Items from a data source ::
━━━━━━━━━━━━━━━━━━━━━━━━━━━━━━

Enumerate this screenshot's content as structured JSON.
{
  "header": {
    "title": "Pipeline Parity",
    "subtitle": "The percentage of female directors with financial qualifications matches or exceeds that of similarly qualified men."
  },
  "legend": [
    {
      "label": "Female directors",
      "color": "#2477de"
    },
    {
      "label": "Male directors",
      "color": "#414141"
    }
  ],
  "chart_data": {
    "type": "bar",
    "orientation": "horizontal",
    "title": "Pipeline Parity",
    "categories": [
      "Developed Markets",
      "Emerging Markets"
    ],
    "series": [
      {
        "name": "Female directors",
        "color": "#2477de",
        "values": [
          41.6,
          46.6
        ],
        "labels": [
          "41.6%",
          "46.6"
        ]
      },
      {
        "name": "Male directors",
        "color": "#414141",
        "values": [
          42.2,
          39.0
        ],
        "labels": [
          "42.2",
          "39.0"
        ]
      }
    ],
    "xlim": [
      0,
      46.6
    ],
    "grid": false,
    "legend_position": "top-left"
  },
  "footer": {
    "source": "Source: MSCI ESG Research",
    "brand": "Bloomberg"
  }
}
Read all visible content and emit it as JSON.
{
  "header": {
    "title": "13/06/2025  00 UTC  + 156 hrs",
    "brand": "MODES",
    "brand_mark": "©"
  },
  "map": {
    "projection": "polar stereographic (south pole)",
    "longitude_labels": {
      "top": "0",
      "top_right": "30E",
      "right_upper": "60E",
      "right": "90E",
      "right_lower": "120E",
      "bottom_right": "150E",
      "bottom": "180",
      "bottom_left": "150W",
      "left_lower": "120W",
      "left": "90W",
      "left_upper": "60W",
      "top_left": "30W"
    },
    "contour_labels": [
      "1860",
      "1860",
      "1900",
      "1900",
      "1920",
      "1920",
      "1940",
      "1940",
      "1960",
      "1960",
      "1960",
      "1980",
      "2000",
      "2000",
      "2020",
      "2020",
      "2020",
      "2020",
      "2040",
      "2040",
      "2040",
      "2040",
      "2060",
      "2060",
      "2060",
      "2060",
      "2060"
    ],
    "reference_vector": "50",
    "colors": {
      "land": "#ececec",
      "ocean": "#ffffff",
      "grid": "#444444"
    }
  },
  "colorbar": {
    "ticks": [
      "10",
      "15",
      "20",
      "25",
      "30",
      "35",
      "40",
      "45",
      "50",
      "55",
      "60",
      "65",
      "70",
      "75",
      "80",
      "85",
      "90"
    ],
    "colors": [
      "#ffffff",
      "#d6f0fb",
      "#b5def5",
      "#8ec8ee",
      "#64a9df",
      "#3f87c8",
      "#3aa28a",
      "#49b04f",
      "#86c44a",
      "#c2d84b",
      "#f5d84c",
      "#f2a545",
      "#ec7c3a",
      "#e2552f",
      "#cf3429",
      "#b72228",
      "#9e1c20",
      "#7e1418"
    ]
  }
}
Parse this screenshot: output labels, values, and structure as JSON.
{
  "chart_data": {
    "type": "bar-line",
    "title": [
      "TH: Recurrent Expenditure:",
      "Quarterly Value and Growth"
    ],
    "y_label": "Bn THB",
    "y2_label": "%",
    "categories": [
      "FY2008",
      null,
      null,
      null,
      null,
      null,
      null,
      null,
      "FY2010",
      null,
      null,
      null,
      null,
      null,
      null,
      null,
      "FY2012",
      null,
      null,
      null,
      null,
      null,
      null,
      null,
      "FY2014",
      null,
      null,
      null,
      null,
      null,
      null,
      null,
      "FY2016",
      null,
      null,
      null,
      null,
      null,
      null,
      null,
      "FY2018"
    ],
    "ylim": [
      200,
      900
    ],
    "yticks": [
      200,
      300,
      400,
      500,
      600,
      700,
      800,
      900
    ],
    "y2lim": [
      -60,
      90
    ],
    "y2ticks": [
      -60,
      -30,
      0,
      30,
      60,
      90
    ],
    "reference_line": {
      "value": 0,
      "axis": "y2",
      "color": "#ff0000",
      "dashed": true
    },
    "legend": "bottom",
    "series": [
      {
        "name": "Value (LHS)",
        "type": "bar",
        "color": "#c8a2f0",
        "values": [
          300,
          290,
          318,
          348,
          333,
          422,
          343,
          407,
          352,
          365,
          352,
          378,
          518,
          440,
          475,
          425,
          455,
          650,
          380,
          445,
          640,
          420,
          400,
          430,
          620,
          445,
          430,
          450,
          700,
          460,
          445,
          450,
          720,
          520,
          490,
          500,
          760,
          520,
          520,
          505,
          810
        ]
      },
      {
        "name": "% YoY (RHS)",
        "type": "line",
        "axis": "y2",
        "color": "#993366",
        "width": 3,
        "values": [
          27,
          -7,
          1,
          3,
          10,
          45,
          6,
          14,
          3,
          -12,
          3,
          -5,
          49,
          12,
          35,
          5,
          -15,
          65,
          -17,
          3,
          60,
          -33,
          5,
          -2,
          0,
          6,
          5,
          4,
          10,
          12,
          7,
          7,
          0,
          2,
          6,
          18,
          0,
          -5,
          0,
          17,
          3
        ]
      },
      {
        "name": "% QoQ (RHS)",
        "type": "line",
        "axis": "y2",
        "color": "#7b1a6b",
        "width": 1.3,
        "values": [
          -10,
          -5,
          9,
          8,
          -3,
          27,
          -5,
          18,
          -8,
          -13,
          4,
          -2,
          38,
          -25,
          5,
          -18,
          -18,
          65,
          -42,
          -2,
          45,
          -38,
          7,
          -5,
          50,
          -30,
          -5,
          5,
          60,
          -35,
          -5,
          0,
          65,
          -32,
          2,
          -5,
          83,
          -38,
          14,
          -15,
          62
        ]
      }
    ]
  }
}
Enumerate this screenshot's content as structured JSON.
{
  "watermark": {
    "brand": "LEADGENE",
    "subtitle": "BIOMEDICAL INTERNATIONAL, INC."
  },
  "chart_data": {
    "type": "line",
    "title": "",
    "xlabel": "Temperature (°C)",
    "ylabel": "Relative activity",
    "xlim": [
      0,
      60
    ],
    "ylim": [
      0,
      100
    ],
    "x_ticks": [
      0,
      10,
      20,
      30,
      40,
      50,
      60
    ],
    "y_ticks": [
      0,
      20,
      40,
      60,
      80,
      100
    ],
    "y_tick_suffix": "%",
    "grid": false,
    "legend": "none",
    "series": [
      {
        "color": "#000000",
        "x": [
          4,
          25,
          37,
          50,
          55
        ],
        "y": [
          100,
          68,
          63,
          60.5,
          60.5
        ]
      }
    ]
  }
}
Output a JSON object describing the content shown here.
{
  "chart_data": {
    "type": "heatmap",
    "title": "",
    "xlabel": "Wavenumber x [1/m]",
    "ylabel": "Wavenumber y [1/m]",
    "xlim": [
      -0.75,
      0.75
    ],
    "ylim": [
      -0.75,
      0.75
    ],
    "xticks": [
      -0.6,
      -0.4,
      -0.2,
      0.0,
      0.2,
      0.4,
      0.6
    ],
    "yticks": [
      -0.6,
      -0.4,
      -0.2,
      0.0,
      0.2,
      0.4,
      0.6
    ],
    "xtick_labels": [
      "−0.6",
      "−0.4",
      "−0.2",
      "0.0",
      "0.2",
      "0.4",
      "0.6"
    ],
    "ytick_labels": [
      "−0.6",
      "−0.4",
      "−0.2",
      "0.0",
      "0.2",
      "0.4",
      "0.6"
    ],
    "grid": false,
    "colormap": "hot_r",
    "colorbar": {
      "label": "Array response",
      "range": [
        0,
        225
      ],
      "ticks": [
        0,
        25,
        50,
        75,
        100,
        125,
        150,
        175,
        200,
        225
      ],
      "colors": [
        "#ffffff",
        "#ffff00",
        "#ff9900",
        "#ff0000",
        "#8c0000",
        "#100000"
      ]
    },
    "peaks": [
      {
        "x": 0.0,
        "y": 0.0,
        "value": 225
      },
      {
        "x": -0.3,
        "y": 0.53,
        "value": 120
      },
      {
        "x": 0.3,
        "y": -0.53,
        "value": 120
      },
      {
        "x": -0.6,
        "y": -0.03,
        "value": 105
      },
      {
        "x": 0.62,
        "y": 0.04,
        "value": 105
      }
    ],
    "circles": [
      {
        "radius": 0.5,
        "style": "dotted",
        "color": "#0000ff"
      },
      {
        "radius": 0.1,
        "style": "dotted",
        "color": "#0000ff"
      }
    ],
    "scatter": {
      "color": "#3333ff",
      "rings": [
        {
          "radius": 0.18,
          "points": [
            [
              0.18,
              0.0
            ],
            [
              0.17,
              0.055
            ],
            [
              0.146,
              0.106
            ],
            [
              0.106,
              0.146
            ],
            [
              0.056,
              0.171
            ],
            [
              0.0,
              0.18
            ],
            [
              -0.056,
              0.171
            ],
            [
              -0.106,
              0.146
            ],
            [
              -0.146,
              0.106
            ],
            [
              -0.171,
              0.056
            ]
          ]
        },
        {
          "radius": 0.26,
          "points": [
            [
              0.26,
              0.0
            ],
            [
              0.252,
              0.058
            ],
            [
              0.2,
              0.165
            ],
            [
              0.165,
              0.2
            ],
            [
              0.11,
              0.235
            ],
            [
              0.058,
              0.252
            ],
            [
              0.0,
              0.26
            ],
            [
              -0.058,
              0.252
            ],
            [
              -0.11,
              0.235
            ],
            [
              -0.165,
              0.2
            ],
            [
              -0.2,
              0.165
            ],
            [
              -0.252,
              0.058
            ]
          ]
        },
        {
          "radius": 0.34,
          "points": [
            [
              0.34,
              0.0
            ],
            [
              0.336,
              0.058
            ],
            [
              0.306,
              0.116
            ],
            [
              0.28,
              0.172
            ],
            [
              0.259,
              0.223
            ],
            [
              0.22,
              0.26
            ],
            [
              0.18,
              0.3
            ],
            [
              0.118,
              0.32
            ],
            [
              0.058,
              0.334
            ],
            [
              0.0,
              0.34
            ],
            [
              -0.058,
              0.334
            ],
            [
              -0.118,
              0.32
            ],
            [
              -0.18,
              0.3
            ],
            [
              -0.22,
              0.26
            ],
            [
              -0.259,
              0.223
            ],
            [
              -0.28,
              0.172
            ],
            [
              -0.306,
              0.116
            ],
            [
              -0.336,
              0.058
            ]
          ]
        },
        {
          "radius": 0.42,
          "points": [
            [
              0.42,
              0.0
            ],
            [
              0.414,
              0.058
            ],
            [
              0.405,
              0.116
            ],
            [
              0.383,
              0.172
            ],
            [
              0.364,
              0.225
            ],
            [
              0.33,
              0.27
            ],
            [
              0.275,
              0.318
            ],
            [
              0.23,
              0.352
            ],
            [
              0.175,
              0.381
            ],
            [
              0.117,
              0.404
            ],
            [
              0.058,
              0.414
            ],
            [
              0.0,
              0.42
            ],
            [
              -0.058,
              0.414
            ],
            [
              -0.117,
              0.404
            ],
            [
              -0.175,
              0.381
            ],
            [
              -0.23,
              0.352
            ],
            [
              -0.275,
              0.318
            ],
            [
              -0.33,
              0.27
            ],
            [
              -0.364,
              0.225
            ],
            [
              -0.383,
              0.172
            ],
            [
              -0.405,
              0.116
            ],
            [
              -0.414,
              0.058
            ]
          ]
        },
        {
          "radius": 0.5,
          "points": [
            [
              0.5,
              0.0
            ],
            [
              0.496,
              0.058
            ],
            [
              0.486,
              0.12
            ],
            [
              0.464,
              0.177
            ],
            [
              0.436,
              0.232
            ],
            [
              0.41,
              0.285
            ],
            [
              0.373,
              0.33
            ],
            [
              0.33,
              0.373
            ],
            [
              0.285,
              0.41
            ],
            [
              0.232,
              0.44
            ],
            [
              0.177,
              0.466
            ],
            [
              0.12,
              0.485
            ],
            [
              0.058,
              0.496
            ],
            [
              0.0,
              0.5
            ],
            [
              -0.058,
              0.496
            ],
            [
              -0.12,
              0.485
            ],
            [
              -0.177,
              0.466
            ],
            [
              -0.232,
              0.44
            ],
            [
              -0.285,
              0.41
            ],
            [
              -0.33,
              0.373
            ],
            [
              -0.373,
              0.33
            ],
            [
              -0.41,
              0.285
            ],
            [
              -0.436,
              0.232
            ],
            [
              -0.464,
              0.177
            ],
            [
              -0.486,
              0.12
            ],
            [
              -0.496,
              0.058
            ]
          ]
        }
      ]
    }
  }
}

━━━━━━━━━━━━━━━━━━━━━━━━━━━━━━

EXERCISE OBJECTIVE :: Copy every line of the entries above in which "content" occurs.

SOLUTION TO THIS PROBLEM ::
Enumerate this screenshot's content as structured JSON.
Read all visible content and emit it as JSON.
Enumerate this screenshot's content as structured JSON.
Output a JSON object describing the content shown here.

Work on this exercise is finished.